- [WORK TO COMPLETE]: Below are the records; collect from them each line containing the string "cung".

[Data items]

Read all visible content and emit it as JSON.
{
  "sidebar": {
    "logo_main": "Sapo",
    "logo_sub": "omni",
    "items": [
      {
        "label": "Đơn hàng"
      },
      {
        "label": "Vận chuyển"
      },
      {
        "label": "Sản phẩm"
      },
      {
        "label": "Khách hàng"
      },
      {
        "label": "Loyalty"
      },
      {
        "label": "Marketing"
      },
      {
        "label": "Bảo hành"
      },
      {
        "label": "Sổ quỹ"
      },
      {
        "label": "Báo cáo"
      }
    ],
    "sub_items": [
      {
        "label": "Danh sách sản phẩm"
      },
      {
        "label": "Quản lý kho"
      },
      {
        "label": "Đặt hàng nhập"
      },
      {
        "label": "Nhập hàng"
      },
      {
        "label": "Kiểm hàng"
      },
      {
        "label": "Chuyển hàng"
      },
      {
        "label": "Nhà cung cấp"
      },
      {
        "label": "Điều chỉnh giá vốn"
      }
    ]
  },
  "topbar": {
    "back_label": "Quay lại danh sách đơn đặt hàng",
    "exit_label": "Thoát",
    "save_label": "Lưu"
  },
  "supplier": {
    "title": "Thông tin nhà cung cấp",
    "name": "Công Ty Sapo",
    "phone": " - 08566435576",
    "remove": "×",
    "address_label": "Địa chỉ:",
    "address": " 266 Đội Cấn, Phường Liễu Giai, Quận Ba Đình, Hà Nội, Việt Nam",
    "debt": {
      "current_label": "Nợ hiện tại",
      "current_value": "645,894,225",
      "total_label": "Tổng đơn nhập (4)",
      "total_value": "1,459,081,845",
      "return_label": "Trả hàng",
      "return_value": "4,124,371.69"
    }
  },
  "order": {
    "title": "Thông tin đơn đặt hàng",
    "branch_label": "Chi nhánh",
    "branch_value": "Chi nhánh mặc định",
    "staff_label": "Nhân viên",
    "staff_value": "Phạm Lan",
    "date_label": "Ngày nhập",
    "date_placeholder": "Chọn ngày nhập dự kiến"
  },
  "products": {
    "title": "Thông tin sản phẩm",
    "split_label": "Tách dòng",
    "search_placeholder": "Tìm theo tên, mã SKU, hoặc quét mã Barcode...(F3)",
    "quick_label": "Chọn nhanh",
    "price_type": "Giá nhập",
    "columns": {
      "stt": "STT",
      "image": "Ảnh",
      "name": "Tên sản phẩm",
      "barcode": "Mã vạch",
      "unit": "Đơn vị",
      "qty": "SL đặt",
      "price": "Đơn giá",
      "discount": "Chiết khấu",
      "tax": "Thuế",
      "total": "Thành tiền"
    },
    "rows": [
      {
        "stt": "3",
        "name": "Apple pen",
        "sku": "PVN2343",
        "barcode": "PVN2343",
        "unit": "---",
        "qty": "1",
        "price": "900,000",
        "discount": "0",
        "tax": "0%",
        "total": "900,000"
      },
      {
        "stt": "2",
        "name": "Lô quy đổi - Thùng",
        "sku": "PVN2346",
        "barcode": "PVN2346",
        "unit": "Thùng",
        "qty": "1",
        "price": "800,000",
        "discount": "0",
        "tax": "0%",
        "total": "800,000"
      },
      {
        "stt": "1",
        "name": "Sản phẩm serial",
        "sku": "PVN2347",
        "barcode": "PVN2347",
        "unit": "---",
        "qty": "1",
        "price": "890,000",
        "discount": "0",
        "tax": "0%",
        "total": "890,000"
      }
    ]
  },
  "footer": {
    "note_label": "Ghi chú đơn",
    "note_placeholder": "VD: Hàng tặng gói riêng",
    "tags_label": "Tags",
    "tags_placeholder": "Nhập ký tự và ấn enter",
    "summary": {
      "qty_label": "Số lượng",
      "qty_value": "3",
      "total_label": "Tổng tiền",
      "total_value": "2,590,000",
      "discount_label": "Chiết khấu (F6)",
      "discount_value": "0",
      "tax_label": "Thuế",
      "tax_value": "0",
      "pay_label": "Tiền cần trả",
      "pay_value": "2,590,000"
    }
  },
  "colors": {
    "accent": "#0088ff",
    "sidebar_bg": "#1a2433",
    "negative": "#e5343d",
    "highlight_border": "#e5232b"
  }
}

- [RESPONSE]:
        "label": "Nhà cung cấp"
    "title": "Thông tin nhà cung cấp",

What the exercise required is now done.